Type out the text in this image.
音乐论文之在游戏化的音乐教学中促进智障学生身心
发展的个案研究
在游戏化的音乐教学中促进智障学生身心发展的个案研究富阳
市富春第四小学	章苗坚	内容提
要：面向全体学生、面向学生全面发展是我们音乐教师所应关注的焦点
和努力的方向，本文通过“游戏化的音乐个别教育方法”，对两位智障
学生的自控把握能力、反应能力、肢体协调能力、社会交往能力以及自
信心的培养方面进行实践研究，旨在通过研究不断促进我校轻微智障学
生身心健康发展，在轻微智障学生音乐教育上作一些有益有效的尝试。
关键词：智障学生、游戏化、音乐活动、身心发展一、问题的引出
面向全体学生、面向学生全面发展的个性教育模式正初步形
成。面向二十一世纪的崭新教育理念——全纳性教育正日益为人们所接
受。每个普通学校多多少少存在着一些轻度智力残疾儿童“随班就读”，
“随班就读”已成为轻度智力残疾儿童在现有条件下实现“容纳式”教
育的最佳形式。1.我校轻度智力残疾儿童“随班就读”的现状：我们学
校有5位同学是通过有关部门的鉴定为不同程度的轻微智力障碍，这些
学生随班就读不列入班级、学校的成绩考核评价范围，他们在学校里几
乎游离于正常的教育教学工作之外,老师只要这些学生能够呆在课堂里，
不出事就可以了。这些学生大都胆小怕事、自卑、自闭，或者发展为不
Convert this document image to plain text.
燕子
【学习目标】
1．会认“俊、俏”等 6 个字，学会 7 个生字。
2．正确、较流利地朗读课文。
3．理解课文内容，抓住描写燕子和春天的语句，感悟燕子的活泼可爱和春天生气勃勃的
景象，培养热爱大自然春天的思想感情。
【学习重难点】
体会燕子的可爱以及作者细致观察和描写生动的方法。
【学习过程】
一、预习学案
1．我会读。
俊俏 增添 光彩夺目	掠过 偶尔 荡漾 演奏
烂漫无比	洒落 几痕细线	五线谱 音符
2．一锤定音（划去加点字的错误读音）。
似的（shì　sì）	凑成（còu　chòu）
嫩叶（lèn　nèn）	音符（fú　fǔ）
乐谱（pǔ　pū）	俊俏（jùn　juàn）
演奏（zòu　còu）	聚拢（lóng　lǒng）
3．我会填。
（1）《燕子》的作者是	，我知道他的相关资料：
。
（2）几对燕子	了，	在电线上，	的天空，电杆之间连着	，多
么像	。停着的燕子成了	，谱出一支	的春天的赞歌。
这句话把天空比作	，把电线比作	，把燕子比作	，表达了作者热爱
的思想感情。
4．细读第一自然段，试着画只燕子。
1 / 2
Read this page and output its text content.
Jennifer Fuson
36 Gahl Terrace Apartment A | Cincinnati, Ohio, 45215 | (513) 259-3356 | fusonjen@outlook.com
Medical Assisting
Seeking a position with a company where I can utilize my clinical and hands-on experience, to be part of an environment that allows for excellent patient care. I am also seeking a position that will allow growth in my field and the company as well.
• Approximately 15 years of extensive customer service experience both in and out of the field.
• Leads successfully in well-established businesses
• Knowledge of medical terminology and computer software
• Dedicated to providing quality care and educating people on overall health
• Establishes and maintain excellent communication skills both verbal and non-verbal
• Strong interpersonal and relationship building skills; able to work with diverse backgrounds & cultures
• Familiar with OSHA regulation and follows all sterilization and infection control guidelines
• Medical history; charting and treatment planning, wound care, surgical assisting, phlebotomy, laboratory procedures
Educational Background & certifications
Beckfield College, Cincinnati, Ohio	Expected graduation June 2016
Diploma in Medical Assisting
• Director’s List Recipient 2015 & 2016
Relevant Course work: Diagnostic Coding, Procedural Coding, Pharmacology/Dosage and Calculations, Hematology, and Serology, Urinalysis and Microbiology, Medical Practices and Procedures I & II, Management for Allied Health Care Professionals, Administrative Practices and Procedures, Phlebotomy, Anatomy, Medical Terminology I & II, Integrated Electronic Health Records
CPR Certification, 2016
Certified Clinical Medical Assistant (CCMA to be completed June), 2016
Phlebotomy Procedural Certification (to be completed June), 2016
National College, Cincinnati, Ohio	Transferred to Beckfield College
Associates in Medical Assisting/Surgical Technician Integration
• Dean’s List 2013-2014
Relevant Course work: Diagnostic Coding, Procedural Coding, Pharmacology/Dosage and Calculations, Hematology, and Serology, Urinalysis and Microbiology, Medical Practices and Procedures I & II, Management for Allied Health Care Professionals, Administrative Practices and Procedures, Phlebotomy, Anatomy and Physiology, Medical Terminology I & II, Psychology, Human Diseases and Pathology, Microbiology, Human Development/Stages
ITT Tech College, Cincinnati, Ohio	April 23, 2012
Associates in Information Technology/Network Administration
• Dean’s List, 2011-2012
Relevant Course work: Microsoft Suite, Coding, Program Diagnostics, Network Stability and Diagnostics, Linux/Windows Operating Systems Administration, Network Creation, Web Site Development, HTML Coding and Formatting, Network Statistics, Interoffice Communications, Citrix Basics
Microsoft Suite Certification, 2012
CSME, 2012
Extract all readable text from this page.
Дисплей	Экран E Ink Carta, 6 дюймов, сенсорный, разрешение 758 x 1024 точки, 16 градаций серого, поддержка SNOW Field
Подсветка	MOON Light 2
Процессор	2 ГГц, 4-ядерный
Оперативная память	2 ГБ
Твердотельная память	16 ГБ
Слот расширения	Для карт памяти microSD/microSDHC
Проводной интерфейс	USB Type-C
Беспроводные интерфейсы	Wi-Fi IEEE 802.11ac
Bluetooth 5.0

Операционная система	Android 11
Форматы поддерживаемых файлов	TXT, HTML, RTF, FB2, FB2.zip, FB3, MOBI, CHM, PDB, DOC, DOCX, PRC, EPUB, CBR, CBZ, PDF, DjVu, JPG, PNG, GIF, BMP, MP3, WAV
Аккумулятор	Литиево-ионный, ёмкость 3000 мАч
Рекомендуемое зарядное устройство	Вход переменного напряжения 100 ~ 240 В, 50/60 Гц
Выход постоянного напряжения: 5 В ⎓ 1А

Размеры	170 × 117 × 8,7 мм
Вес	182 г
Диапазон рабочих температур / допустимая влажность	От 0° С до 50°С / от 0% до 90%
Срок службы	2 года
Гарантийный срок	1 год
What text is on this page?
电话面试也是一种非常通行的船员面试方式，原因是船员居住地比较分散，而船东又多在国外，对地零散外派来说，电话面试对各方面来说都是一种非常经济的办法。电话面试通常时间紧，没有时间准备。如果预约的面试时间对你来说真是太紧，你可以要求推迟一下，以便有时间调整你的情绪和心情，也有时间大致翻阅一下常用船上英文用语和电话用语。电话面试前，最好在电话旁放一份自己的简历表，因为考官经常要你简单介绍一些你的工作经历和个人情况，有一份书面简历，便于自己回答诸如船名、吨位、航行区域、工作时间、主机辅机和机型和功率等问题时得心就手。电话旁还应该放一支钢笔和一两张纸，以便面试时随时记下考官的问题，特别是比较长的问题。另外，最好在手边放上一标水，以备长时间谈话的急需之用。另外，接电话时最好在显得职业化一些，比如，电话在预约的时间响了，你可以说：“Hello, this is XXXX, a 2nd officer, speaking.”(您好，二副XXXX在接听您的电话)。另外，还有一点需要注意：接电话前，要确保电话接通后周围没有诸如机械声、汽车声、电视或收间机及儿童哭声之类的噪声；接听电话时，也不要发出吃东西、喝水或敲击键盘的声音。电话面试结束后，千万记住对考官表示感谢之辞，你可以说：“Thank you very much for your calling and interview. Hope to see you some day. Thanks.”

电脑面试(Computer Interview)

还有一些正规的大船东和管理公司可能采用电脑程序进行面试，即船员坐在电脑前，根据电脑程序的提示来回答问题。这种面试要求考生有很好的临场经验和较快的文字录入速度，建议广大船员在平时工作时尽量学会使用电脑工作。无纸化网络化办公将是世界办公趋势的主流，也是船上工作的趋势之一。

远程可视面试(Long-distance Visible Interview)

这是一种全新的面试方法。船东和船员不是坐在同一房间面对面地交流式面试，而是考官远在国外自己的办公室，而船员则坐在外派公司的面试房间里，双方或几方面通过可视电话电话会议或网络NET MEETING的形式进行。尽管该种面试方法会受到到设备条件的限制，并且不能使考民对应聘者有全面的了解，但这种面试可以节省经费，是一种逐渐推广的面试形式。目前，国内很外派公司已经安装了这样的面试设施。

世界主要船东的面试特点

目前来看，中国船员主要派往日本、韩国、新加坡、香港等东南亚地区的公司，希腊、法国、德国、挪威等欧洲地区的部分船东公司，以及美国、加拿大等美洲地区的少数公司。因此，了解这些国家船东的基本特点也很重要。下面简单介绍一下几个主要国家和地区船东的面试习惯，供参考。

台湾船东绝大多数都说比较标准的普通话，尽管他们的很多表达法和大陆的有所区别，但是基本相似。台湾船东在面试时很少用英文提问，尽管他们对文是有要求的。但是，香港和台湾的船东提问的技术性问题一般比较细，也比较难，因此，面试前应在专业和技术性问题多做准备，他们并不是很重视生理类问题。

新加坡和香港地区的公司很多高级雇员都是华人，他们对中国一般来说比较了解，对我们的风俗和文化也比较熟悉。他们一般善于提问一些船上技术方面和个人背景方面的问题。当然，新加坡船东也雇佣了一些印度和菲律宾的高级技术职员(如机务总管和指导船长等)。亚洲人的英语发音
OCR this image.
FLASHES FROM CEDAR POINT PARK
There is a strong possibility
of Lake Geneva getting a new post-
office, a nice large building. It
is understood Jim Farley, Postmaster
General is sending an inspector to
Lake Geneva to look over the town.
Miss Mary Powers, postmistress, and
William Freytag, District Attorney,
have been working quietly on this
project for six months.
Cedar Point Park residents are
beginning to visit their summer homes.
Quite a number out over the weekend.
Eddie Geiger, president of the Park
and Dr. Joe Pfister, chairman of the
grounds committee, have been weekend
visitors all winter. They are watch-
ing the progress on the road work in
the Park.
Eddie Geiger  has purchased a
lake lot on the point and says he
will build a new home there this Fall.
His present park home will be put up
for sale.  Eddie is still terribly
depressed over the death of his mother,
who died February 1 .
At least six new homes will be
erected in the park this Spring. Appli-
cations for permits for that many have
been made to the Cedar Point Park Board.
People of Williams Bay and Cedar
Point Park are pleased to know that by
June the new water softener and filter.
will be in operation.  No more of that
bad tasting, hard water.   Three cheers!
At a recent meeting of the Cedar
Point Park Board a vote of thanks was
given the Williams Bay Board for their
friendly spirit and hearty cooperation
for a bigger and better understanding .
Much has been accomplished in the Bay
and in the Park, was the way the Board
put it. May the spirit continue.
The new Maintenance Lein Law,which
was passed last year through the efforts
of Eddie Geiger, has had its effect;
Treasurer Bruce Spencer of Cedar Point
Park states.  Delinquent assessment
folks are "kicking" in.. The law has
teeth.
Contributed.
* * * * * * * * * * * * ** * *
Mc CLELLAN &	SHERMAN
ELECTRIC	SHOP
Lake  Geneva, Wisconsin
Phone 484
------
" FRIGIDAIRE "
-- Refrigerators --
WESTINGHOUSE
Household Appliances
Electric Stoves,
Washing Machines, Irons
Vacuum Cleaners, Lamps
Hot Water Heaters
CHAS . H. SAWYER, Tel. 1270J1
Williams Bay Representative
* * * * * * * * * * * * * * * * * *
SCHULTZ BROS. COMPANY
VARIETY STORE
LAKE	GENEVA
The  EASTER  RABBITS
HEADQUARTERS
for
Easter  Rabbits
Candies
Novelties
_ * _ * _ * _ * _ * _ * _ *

##########

> **YOUR OBJECTIVE**:
Scan the data for the word "напряжения" and copy every line where it shows up.

> **EXERCISE SOLUTION**:
Рекомендуемое зарядное устройство	Вход переменного напряжения 100 ~ 240 В, 50/60 Гц
Выход постоянного напряжения: 5 В ⎓ 1А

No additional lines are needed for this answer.